## begin

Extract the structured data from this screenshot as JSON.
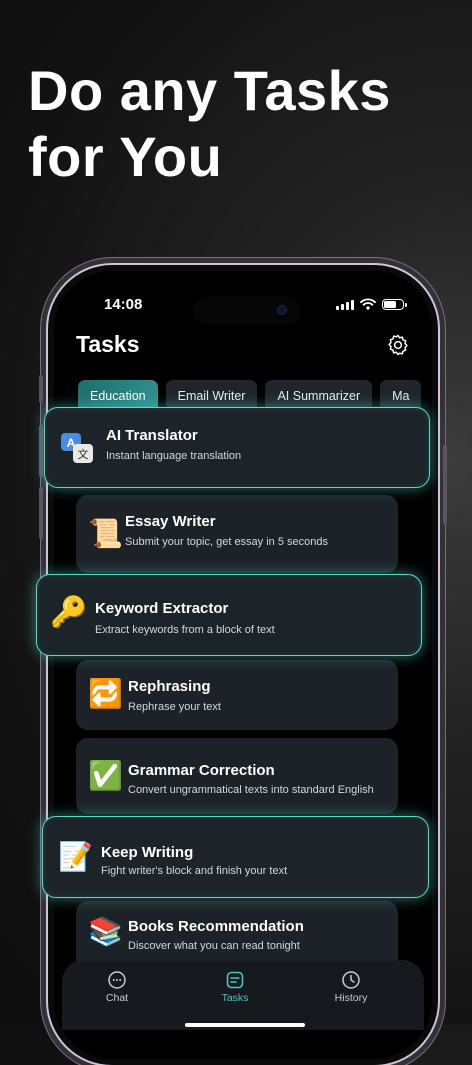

## end
## begin

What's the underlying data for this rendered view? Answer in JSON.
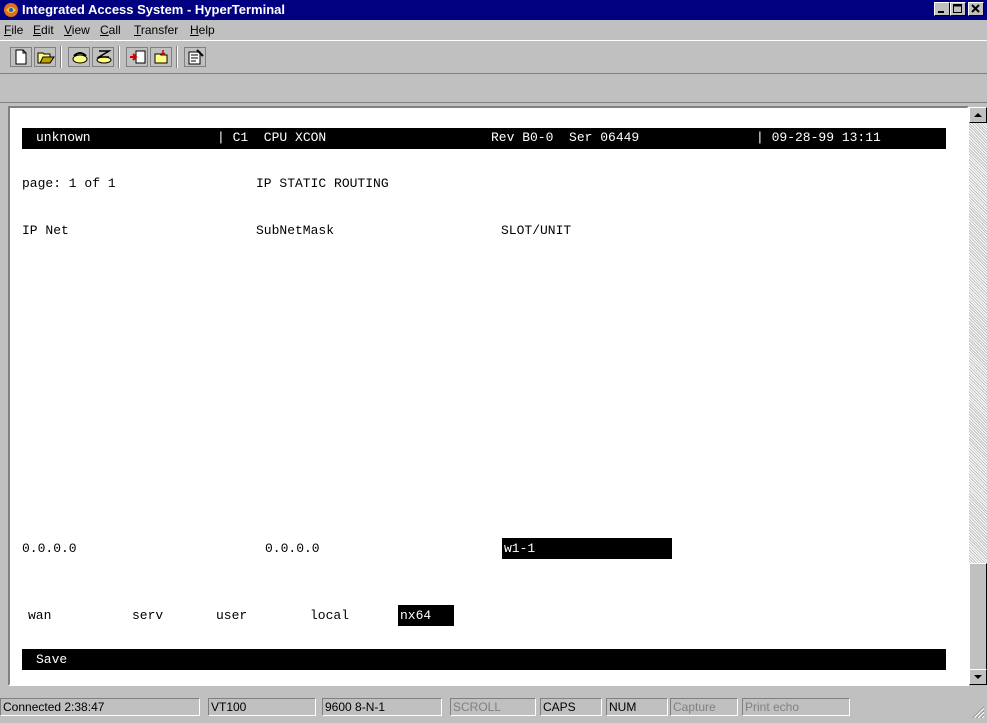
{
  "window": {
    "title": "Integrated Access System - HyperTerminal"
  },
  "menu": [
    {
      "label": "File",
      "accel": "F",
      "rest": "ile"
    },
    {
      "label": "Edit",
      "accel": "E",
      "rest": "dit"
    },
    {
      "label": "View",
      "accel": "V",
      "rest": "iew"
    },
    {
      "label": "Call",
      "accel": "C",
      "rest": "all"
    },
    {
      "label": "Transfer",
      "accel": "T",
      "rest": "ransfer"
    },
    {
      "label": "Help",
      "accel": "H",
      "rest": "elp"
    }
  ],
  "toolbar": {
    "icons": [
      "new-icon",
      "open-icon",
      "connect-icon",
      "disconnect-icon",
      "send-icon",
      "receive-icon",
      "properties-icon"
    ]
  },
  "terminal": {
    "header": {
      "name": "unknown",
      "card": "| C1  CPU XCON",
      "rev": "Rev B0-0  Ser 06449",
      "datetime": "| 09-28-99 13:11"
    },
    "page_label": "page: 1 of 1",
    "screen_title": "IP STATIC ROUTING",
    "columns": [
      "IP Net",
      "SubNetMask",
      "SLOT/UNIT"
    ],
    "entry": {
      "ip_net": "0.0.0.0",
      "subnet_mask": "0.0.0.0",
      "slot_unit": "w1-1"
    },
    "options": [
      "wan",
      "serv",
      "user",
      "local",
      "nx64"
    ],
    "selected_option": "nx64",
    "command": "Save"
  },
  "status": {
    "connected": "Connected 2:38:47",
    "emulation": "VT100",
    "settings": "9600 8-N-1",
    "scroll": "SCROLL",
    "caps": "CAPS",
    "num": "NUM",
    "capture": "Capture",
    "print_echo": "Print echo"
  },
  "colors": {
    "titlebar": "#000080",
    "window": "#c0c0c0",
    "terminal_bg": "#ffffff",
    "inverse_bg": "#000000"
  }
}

## end
## begin

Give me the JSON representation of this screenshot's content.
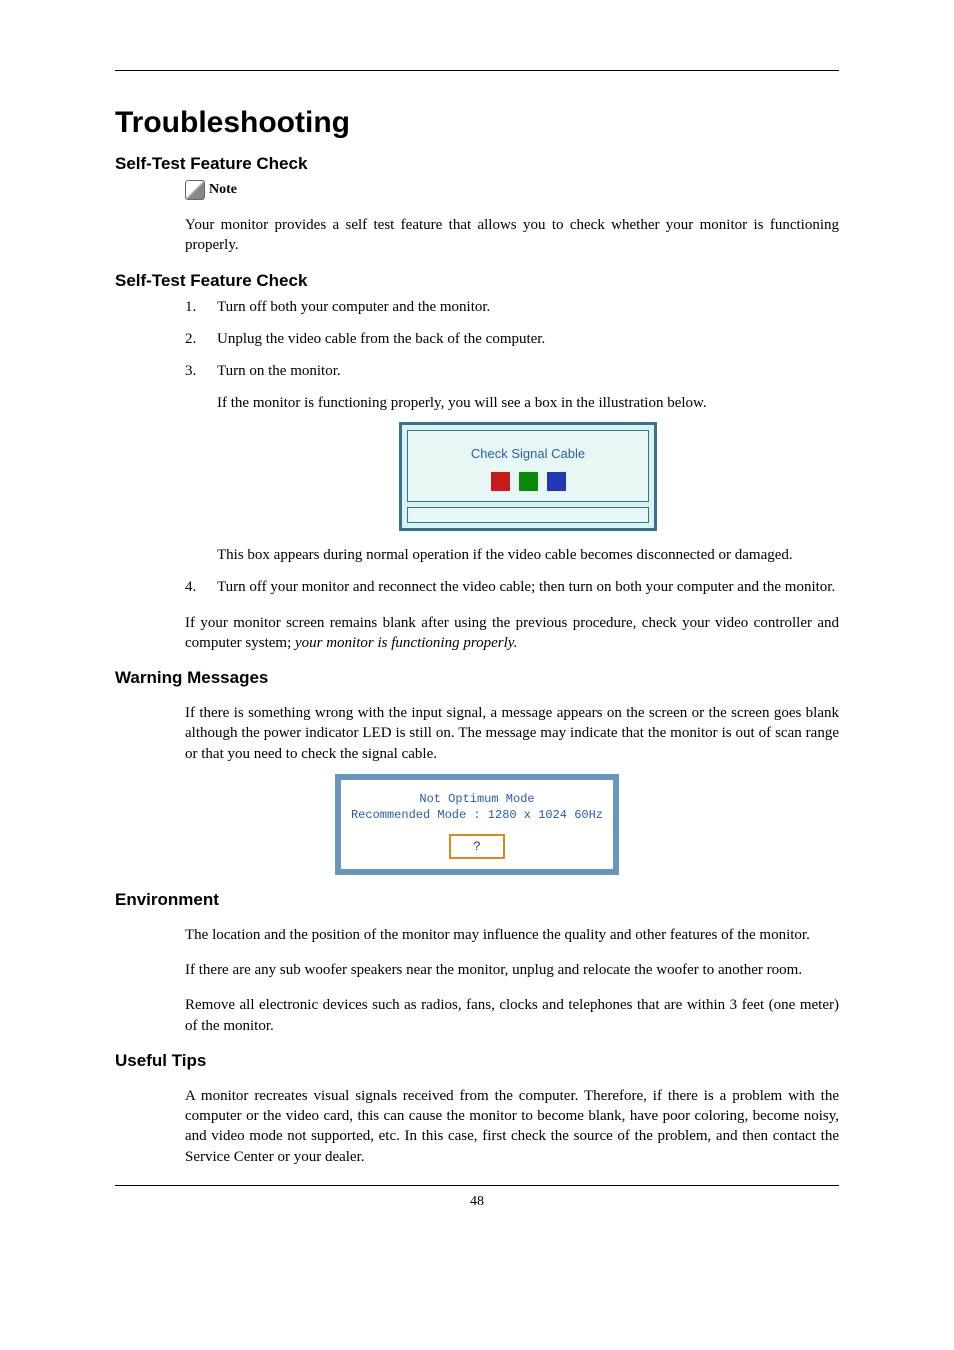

## end

→ **The request**: Check each line above for the word "screenshot" and say how many have it, with nothing else.

→ **Complete response**: 2